(Problem):
Identify all lines of the data containing the string "melakukan" and copy them.

::::

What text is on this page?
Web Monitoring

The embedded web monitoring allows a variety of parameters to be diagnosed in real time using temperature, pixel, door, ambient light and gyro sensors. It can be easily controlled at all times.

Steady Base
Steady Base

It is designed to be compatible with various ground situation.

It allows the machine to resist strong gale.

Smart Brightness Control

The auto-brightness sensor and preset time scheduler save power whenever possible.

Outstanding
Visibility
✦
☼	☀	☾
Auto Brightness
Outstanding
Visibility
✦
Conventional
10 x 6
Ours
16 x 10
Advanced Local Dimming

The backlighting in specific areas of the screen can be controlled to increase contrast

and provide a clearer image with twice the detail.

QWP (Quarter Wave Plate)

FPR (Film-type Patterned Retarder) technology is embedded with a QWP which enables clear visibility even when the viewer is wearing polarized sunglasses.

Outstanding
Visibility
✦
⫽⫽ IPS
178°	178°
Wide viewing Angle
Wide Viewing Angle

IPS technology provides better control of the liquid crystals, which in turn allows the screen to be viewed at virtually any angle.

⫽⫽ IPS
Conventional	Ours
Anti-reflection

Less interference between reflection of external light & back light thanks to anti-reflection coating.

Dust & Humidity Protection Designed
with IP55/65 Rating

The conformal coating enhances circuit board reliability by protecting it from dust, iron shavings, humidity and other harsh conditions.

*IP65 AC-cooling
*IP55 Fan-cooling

::::

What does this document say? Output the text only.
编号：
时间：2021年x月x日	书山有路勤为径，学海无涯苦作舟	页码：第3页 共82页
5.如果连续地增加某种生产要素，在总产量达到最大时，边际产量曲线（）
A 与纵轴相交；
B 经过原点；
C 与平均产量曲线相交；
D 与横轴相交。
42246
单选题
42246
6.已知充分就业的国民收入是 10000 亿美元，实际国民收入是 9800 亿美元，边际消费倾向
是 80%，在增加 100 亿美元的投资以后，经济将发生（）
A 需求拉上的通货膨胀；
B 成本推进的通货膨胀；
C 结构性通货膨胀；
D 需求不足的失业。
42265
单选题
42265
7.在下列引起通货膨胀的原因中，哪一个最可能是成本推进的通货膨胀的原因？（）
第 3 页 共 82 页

::::

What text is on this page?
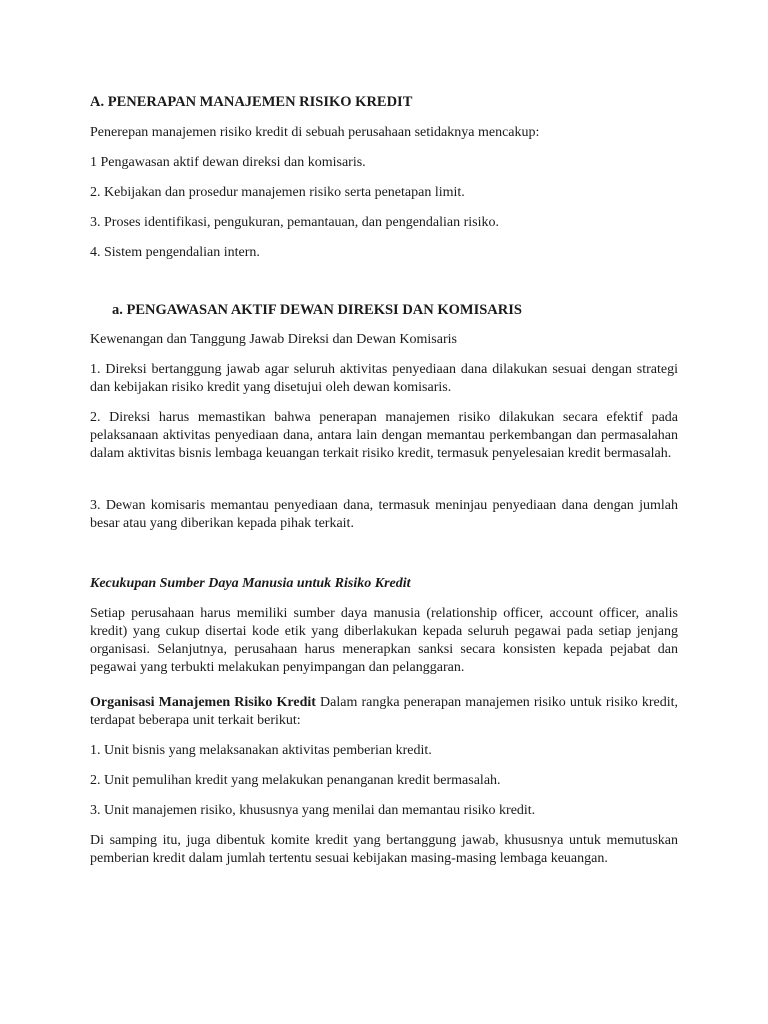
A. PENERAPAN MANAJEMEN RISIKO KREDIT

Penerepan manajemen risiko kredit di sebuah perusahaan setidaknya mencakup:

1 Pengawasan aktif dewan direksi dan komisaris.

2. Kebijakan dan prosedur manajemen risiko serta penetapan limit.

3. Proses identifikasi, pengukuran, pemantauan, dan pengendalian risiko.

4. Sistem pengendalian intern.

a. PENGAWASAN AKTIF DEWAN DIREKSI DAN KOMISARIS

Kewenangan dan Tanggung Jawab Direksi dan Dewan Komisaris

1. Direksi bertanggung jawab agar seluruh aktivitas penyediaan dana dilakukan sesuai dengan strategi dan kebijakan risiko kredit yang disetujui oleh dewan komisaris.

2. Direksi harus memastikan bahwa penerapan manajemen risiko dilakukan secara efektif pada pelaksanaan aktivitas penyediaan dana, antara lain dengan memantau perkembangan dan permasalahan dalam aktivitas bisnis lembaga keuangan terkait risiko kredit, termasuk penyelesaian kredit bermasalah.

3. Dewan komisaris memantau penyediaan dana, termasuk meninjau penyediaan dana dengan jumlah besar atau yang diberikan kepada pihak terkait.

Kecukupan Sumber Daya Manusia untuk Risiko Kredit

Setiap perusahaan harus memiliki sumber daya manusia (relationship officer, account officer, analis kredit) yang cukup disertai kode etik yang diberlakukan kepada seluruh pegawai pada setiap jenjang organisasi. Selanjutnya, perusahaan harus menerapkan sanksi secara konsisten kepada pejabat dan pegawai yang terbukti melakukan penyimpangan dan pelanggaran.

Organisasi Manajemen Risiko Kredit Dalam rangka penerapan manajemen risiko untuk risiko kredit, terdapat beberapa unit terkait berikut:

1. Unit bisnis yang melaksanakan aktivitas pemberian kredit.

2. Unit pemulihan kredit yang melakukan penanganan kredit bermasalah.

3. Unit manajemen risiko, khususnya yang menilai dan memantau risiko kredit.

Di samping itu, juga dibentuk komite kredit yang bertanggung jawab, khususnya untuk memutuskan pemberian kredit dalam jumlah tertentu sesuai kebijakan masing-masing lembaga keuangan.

::::

(Solution to this task):
Setiap perusahaan harus memiliki sumber daya manusia (relationship officer, account officer, analis kredit) yang cukup disertai kode etik yang diberlakukan kepada seluruh pegawai pada setiap jenjang organisasi. Selanjutnya, perusahaan harus menerapkan sanksi secara konsisten kepada pejabat dan pegawai yang terbukti melakukan penyimpangan dan pelanggaran.
2. Unit pemulihan kredit yang melakukan penanganan kredit bermasalah.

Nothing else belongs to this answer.